GOAL = From the entries below, work out the number of lines that hold the word "adhering", and give that number alone.

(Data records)
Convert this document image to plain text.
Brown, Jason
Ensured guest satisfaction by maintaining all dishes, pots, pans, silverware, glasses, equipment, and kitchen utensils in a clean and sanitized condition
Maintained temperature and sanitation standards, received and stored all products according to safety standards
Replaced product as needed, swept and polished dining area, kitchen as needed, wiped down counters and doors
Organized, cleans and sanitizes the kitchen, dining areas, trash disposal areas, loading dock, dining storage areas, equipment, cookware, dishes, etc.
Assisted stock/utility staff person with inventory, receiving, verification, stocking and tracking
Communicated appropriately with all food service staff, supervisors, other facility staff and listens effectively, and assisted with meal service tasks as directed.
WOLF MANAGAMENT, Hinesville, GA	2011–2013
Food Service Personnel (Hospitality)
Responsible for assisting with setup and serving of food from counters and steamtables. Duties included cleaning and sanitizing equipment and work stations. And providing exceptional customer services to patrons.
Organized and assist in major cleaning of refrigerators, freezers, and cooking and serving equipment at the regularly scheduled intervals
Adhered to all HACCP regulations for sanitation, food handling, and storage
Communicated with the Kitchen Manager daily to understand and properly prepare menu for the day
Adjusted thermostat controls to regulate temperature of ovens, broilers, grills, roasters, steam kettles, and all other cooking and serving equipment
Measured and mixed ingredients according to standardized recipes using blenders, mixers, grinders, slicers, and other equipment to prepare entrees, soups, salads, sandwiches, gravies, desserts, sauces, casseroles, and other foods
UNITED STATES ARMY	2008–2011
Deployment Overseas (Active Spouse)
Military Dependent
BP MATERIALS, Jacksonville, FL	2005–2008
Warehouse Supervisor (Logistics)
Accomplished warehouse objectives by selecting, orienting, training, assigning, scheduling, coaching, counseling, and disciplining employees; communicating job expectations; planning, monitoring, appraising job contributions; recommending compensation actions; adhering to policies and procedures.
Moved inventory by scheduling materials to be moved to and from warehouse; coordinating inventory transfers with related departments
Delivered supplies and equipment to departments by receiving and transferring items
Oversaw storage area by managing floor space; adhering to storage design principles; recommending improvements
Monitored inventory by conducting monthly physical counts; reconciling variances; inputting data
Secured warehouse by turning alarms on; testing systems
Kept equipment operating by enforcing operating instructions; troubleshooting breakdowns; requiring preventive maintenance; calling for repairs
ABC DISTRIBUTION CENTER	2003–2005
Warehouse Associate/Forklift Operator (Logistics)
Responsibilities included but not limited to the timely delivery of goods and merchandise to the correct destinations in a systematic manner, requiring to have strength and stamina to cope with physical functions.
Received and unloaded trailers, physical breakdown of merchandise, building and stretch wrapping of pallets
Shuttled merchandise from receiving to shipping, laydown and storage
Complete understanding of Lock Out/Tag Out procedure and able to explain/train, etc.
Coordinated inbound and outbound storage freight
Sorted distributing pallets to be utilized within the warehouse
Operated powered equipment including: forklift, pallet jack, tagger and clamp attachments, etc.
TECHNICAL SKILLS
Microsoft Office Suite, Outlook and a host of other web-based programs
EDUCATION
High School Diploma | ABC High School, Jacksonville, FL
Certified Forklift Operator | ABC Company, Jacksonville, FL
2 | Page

COMPLETED EXERCISE = 2